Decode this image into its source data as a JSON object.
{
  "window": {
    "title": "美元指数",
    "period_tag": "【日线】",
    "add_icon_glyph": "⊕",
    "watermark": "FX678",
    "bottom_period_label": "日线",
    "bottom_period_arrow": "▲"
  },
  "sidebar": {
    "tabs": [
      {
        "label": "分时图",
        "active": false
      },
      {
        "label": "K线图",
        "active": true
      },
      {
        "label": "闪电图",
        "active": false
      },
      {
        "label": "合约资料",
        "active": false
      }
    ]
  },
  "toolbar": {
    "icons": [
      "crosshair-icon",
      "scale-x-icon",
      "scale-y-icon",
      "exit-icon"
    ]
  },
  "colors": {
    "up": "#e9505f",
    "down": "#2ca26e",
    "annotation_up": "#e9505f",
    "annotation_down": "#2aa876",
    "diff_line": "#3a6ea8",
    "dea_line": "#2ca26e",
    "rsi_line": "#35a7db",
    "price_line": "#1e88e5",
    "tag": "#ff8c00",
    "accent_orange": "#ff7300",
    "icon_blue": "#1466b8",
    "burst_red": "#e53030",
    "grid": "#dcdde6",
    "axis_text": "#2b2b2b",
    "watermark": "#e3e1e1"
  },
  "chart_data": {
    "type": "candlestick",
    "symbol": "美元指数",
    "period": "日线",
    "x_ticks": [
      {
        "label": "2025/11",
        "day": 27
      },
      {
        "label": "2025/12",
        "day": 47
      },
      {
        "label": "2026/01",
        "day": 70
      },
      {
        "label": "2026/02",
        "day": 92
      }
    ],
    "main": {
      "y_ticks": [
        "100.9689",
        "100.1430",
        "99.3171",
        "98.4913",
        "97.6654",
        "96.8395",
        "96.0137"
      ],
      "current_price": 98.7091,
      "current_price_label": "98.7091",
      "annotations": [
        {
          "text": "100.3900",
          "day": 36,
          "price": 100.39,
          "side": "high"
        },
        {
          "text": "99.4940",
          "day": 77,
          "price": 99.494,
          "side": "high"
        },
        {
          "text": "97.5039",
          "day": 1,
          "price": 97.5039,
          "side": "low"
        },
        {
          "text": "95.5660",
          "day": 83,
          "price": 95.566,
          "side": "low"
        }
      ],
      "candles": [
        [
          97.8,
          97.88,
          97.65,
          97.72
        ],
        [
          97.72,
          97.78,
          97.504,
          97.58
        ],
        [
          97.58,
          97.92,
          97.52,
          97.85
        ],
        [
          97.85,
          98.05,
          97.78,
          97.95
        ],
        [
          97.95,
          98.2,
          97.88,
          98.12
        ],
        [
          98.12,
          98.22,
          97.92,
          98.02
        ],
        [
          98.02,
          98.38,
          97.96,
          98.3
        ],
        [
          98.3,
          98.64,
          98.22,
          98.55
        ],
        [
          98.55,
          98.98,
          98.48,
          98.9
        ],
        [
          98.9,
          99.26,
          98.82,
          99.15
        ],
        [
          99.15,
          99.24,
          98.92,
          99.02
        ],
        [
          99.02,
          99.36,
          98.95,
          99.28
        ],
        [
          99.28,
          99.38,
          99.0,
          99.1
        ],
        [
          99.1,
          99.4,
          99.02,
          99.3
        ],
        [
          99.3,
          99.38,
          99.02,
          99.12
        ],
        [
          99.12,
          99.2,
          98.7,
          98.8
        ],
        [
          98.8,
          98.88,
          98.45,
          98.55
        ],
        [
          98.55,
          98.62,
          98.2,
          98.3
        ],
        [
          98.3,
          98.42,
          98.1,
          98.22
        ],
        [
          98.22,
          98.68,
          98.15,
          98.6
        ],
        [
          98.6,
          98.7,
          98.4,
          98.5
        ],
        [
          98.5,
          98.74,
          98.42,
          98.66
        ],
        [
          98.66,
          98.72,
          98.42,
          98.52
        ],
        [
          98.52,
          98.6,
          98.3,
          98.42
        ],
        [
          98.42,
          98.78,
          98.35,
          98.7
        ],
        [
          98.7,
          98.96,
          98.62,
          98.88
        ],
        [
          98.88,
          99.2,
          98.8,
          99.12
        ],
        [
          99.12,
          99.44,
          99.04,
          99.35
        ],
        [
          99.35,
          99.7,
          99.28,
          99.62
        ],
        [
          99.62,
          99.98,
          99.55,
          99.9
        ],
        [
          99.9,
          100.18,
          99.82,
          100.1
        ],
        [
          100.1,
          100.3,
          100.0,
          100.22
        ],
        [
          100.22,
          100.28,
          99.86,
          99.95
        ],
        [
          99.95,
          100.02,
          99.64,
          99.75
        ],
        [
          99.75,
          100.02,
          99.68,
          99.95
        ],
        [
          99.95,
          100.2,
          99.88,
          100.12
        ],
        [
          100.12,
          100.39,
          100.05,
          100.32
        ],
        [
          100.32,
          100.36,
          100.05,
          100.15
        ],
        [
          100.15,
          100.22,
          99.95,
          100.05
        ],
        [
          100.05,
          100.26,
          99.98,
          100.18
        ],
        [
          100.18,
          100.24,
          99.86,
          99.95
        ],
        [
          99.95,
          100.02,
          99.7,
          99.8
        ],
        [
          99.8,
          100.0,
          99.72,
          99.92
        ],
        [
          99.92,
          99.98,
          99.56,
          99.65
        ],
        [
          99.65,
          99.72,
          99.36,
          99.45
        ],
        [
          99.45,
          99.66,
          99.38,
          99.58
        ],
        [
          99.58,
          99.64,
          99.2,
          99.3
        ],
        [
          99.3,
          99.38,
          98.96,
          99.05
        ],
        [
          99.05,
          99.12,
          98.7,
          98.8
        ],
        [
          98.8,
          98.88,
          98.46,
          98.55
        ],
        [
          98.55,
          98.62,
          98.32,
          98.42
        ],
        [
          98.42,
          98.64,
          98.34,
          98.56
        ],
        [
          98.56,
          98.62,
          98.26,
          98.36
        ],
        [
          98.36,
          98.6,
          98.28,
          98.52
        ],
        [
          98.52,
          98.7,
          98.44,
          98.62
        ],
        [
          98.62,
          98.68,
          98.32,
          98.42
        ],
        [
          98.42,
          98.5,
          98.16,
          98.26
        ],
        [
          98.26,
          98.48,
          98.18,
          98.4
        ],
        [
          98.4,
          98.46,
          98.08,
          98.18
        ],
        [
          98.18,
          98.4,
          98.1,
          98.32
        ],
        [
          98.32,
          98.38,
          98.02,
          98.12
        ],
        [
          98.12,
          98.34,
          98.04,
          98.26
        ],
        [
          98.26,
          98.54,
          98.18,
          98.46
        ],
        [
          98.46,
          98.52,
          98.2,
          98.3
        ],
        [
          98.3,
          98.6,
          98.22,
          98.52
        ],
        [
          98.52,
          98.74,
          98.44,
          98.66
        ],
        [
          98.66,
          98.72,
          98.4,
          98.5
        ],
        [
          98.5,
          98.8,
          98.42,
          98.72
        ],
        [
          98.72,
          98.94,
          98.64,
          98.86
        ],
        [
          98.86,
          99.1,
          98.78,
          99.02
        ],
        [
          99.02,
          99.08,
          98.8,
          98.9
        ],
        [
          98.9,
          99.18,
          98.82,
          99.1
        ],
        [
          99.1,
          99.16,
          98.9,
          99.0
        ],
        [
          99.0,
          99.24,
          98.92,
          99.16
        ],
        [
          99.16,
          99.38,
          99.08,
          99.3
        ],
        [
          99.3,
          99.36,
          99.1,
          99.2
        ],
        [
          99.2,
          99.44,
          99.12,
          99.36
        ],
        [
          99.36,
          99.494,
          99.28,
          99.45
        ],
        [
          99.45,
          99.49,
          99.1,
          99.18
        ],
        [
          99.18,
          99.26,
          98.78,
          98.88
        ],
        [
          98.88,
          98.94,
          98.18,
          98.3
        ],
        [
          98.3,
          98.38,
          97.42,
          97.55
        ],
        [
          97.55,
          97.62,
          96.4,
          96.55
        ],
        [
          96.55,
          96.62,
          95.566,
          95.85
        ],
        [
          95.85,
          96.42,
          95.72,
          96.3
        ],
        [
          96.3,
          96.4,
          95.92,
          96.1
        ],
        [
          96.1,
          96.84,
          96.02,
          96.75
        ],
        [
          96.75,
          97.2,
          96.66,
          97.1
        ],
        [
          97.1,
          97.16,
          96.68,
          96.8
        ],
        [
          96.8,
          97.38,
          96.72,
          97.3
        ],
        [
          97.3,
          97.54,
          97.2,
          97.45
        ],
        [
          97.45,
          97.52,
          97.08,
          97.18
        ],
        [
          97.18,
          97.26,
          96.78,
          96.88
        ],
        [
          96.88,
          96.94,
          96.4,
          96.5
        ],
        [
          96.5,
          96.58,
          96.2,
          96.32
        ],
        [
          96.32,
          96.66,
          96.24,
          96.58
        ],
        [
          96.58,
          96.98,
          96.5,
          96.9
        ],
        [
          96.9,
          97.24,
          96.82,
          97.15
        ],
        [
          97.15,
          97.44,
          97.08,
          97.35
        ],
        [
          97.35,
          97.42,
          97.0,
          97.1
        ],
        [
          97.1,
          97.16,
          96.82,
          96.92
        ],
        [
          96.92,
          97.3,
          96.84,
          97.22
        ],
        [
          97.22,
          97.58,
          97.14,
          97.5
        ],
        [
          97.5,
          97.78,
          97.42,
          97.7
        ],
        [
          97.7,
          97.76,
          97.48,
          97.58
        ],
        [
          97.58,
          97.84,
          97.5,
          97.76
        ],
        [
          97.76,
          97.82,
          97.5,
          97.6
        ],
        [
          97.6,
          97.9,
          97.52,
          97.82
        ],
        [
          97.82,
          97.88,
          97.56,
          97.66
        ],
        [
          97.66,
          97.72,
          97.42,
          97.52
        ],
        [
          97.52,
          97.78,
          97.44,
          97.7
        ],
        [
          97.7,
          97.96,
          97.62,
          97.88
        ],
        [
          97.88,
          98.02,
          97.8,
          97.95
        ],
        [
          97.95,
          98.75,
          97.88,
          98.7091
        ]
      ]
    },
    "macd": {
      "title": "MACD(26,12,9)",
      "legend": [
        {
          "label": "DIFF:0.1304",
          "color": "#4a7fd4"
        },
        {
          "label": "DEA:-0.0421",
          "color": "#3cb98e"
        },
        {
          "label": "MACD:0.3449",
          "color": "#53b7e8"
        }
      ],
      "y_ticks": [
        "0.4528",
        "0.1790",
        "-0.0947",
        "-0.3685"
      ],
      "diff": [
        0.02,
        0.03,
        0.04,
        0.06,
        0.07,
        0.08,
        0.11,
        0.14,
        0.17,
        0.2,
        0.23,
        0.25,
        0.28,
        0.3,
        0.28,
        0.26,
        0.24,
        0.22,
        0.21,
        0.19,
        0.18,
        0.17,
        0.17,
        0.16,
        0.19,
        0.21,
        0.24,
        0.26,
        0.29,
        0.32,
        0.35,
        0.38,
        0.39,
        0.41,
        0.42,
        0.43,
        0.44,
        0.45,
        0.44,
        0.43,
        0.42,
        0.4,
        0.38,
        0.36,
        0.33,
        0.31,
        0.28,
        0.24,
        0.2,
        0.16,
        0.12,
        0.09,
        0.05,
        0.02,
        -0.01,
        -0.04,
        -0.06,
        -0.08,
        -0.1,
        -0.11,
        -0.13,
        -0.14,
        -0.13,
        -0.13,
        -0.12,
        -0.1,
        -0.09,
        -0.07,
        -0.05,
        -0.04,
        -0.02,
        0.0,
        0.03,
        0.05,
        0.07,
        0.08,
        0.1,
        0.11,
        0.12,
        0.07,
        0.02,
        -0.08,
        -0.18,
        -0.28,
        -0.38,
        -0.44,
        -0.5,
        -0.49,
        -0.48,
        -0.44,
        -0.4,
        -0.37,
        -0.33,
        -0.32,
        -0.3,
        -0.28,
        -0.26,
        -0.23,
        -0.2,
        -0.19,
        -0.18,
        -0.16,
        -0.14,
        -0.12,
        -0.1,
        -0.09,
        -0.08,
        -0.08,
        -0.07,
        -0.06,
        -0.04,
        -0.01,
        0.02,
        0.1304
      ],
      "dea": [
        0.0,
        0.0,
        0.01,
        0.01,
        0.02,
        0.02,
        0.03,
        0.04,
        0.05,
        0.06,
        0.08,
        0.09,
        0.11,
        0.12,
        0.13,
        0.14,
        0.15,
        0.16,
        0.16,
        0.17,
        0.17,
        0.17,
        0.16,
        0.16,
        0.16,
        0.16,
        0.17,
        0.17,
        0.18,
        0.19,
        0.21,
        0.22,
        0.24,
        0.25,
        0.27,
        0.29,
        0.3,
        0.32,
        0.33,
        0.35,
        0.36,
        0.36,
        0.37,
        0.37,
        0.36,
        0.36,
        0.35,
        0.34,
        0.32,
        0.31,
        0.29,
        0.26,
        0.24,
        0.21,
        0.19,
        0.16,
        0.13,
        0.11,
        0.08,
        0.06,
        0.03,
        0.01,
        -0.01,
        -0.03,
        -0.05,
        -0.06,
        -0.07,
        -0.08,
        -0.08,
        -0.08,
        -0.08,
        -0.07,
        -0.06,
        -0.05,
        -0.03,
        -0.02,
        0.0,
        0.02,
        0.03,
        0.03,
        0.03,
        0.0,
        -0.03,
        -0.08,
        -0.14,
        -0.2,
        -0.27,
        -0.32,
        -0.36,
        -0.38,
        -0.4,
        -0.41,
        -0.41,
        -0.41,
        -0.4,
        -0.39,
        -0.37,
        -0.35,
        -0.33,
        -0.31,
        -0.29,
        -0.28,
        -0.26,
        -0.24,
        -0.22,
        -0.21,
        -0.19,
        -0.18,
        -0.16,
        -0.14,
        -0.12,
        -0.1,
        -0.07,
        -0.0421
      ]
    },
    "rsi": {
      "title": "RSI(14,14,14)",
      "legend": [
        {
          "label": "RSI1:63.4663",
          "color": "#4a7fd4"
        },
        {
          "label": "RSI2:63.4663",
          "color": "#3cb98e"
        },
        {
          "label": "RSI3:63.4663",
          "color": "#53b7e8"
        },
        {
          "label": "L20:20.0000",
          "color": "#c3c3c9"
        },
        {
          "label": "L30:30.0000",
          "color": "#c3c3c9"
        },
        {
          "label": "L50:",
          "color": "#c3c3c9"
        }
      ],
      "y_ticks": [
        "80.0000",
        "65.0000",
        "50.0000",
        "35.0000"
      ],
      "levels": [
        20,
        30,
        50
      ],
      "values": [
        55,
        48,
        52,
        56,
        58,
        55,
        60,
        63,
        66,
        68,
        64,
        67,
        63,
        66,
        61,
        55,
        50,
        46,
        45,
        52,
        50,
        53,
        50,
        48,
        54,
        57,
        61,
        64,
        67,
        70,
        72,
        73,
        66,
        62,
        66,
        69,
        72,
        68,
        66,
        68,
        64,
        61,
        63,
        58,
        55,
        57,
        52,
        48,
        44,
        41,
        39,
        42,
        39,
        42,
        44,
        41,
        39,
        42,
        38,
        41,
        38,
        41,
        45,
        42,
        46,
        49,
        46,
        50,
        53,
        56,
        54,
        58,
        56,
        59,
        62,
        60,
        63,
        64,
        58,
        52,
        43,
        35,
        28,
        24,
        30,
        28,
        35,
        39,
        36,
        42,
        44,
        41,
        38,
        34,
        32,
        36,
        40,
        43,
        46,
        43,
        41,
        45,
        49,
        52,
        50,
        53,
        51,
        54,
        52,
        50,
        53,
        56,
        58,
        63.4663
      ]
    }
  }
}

* * * * *

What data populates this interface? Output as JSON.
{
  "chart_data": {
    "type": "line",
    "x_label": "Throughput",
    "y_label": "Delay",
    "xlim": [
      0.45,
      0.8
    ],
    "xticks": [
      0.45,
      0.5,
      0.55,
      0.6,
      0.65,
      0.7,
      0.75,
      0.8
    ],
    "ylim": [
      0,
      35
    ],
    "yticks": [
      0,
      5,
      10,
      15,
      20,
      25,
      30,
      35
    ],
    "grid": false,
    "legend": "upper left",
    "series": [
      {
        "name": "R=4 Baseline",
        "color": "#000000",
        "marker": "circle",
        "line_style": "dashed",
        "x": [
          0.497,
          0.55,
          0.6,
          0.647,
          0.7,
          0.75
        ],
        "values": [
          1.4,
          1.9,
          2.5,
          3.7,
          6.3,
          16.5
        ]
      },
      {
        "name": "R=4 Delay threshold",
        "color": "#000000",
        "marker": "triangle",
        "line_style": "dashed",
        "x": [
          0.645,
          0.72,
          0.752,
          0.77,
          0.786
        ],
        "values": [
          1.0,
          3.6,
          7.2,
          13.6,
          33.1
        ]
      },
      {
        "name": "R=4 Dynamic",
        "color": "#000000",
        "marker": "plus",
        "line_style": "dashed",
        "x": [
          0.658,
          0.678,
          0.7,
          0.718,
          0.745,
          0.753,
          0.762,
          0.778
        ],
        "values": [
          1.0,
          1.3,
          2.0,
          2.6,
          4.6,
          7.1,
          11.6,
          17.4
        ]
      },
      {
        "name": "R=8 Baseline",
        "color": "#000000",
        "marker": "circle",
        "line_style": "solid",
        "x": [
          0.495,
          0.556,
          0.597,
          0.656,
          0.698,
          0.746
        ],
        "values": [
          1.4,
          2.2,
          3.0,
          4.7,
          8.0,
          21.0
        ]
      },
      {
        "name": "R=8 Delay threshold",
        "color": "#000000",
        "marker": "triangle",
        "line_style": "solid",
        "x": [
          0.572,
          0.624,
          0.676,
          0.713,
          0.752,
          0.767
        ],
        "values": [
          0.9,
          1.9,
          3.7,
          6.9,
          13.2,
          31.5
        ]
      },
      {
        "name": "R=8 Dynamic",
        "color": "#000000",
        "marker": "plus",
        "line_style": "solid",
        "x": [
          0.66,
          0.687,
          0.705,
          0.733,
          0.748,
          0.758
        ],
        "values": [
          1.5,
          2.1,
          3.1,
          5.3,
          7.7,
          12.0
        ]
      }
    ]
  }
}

* * * * *

◆ Work to complete
Pull out each line containing the word "title" and copy it.

◆ Result of the task
    "title": "美元指数",
      "title": "MACD(26,12,9)",
      "title": "RSI(14,14,14)",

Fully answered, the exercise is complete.